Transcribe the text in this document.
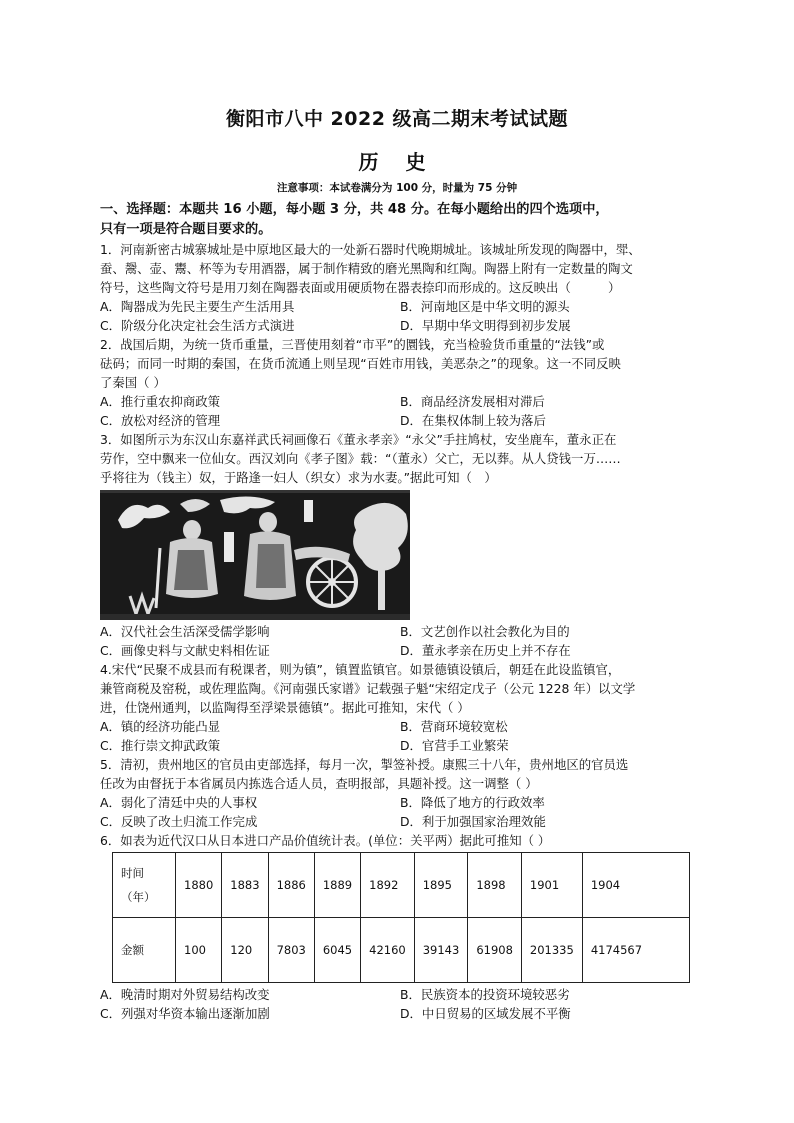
衡阳市八中 2022 级高二期末考试试题
历 史
注意事项：本试卷满分为 100 分，时量为 75 分钟
一、选择题：本题共 16 小题，每小题 3 分，共 48 分。在每小题给出的四个选项中，
只有一项是符合题目要求的。
1．河南新密古城寨城址是中原地区最大的一处新石器时代晚期城址。该城址所发现的陶器中，斝、
蚕、鬶、壶、鬻、杯等为专用酒器，属于制作精致的磨光黑陶和红陶。陶器上附有一定数量的陶文
符号，这些陶文符号是用刀刻在陶器表面或用硬质物在器表捺印而形成的。这反映出（　　　）
A．陶器成为先民主要生产生活用具	B．河南地区是中华文明的源头
C．阶级分化决定社会生活方式演进	D．早期中华文明得到初步发展
2．战国后期，为统一货币重量，三晋使用刻着“市平”的圜钱，充当检验货币重量的“法钱”或
砝码；而同一时期的秦国，在货币流通上则呈现“百姓市用钱，美恶杂之”的现象。这一不同反映
了秦国（ ）
A．推行重农抑商政策	B．商品经济发展相对滞后
C．放松对经济的管理	D．在集权体制上较为落后
3．如图所示为东汉山东嘉祥武氏祠画像石《董永孝亲》“永父”手拄鸠杖，安坐鹿车，董永正在
劳作，空中飘来一位仙女。西汉刘向《孝子图》载：“（董永）父亡，无以葬。从人贷钱一万……
乎将往为（钱主）奴，于路逢一妇人（织女）求为水妻。”据此可知（　）
A．汉代社会生活深受儒学影响	B．文艺创作以社会教化为目的
C．画像史料与文献史料相佐证	D．董永孝亲在历史上并不存在
4.宋代“民聚不成县而有税课者，则为镇”，镇置监镇官。如景德镇设镇后，朝廷在此设监镇官，
兼管商税及窑税，或佐理监陶。《河南强氏家谱》记载强子魁“宋绍定戊子（公元 1228 年）以文学
进，仕饶州通判，以监陶得至浮梁景德镇”。据此可推知，宋代（ ）
A．镇的经济功能凸显	B．营商环境较宽松
C．推行崇文抑武政策	D．官营手工业繁荣
5．清初，贵州地区的官员由吏部选择，每月一次，掣签补授。康熙三十八年，贵州地区的官员选
任改为由督抚于本省属员内拣选合适人员，查明报部，具题补授。这一调整（ ）
A．弱化了清廷中央的人事权	B．降低了地方的行政效率
C．反映了改土归流工作完成	D．利于加强国家治理效能
6．如表为近代汉口从日本进口产品价值统计表。(单位：关平两）据此可推知（ ）
时间
（年）	1880	1883	1886	1889	1892	1895	1898	1901	1904
金额	100	120	7803	6045	42160	39143	61908	201335	4174567
A．晚清时期对外贸易结构改变	B．民族资本的投资环境较恶劣
C．列强对华资本输出逐渐加剧	D．中日贸易的区域发展不平衡
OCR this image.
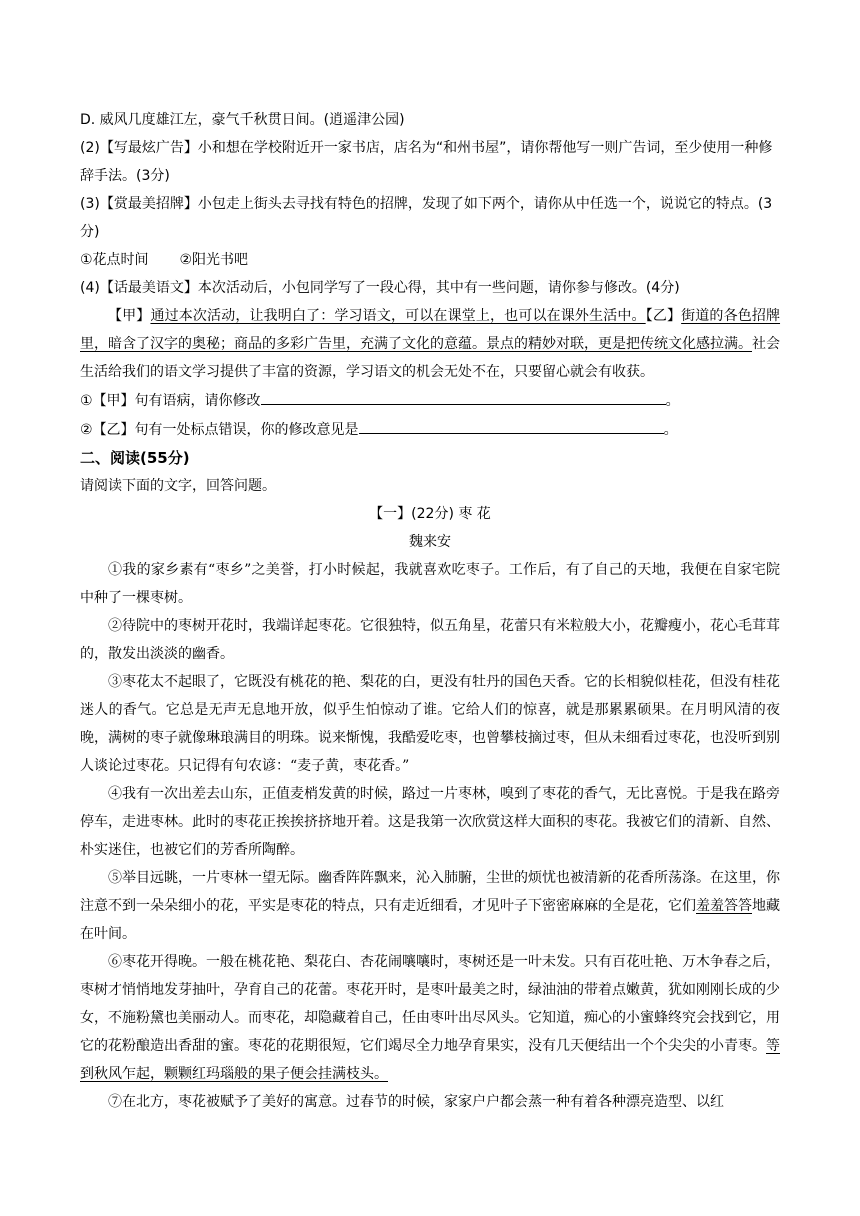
D. 威风几度雄江左，豪气千秋贯日间。(逍遥津公园)
(2)【写最炫广告】小和想在学校附近开一家书店，店名为“和州书屋”，请你帮他写一则广告词，至少使用一种修辞手法。(3分)
(3)【赏最美招牌】小包走上街头去寻找有特色的招牌，发现了如下两个，请你从中任选一个，说说它的特点。(3分)
①花点时间 ②阳光书吧
(4)【话最美语文】本次活动后，小包同学写了一段心得，其中有一些问题，请你参与修改。(4分)
【甲】通过本次活动，让我明白了：学习语文，可以在课堂上，也可以在课外生活中。【乙】街道的各色招牌里，暗含了汉字的奥秘；商品的多彩广告里，充满了文化的意蕴。景点的精妙对联，更是把传统文化感拉满。社会生活给我们的语文学习提供了丰富的资源，学习语文的机会无处不在，只要留心就会有收获。
①【甲】句有语病，请你修改	。
②【乙】句有一处标点错误，你的修改意见是	。
二、阅读(55分)
请阅读下面的文字，回答问题。
【一】(22分) 枣 花
魏来安
①我的家乡素有“枣乡”之美誉，打小时候起，我就喜欢吃枣子。工作后，有了自己的天地，我便在自家宅院中种了一棵枣树。
②待院中的枣树开花时，我端详起枣花。它很独特，似五角星，花蕾只有米粒般大小，花瓣瘦小，花心毛茸茸的，散发出淡淡的幽香。
③枣花太不起眼了，它既没有桃花的艳、梨花的白，更没有牡丹的国色天香。它的长相貌似桂花，但没有桂花迷人的香气。它总是无声无息地开放，似乎生怕惊动了谁。它给人们的惊喜，就是那累累硕果。在月明风清的夜晚，满树的枣子就像琳琅满目的明珠。说来惭愧，我酷爱吃枣，也曾攀枝摘过枣，但从未细看过枣花，也没听到别人谈论过枣花。只记得有句农谚：“麦子黄，枣花香。”
④我有一次出差去山东，正值麦梢发黄的时候，路过一片枣林，嗅到了枣花的香气，无比喜悦。于是我在路旁停车，走进枣林。此时的枣花正挨挨挤挤地开着。这是我第一次欣赏这样大面积的枣花。我被它们的清新、自然、朴实迷住，也被它们的芳香所陶醉。
⑤举目远眺，一片枣林一望无际。幽香阵阵飘来，沁入肺腑，尘世的烦忧也被清新的花香所荡涤。在这里，你注意不到一朵朵细小的花，平实是枣花的特点，只有走近细看，才见叶子下密密麻麻的全是花，它们羞羞答答地藏在叶间。
⑥枣花开得晚。一般在桃花艳、梨花白、杏花闹嚷嚷时，枣树还是一叶未发。只有百花吐艳、万木争春之后，枣树才悄悄地发芽抽叶，孕育自己的花蕾。枣花开时，是枣叶最美之时，绿油油的带着点嫩黄，犹如刚刚长成的少女，不施粉黛也美丽动人。而枣花，却隐藏着自己，任由枣叶出尽风头。它知道，痴心的小蜜蜂终究会找到它，用它的花粉酿造出香甜的蜜。枣花的花期很短，它们竭尽全力地孕育果实，没有几天便结出一个个尖尖的小青枣。等到秋风乍起，颗颗红玛瑙般的果子便会挂满枝头。
⑦在北方，枣花被赋予了美好的寓意。过春节的时候，家家户户都会蒸一种有着各种漂亮造型、以红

§ REQUIRED TASK
Output exactly the lines from the one containing "OCR this image." through the last line of the records above, both included, leaving out any pictures.

§ ANSWER TO THE EXERCISE
OCR this image.
D. 威风几度雄江左，豪气千秋贯日间。(逍遥津公园)
(2)【写最炫广告】小和想在学校附近开一家书店，店名为“和州书屋”，请你帮他写一则广告词，至少使用一种修辞手法。(3分)
(3)【赏最美招牌】小包走上街头去寻找有特色的招牌，发现了如下两个，请你从中任选一个，说说它的特点。(3分)
①花点时间 ②阳光书吧
(4)【话最美语文】本次活动后，小包同学写了一段心得，其中有一些问题，请你参与修改。(4分)
【甲】通过本次活动，让我明白了：学习语文，可以在课堂上，也可以在课外生活中。【乙】街道的各色招牌里，暗含了汉字的奥秘；商品的多彩广告里，充满了文化的意蕴。景点的精妙对联，更是把传统文化感拉满。社会生活给我们的语文学习提供了丰富的资源，学习语文的机会无处不在，只要留心就会有收获。
①【甲】句有语病，请你修改	。
②【乙】句有一处标点错误，你的修改意见是	。
二、阅读(55分)
请阅读下面的文字，回答问题。
【一】(22分) 枣 花
魏来安
①我的家乡素有“枣乡”之美誉，打小时候起，我就喜欢吃枣子。工作后，有了自己的天地，我便在自家宅院中种了一棵枣树。
②待院中的枣树开花时，我端详起枣花。它很独特，似五角星，花蕾只有米粒般大小，花瓣瘦小，花心毛茸茸的，散发出淡淡的幽香。
③枣花太不起眼了，它既没有桃花的艳、梨花的白，更没有牡丹的国色天香。它的长相貌似桂花，但没有桂花迷人的香气。它总是无声无息地开放，似乎生怕惊动了谁。它给人们的惊喜，就是那累累硕果。在月明风清的夜晚，满树的枣子就像琳琅满目的明珠。说来惭愧，我酷爱吃枣，也曾攀枝摘过枣，但从未细看过枣花，也没听到别人谈论过枣花。只记得有句农谚：“麦子黄，枣花香。”
④我有一次出差去山东，正值麦梢发黄的时候，路过一片枣林，嗅到了枣花的香气，无比喜悦。于是我在路旁停车，走进枣林。此时的枣花正挨挨挤挤地开着。这是我第一次欣赏这样大面积的枣花。我被它们的清新、自然、朴实迷住，也被它们的芳香所陶醉。
⑤举目远眺，一片枣林一望无际。幽香阵阵飘来，沁入肺腑，尘世的烦忧也被清新的花香所荡涤。在这里，你注意不到一朵朵细小的花，平实是枣花的特点，只有走近细看，才见叶子下密密麻麻的全是花，它们羞羞答答地藏在叶间。
⑥枣花开得晚。一般在桃花艳、梨花白、杏花闹嚷嚷时，枣树还是一叶未发。只有百花吐艳、万木争春之后，枣树才悄悄地发芽抽叶，孕育自己的花蕾。枣花开时，是枣叶最美之时，绿油油的带着点嫩黄，犹如刚刚长成的少女，不施粉黛也美丽动人。而枣花，却隐藏着自己，任由枣叶出尽风头。它知道，痴心的小蜜蜂终究会找到它，用它的花粉酿造出香甜的蜜。枣花的花期很短，它们竭尽全力地孕育果实，没有几天便结出一个个尖尖的小青枣。等到秋风乍起，颗颗红玛瑙般的果子便会挂满枝头。
⑦在北方，枣花被赋予了美好的寓意。过春节的时候，家家户户都会蒸一种有着各种漂亮造型、以红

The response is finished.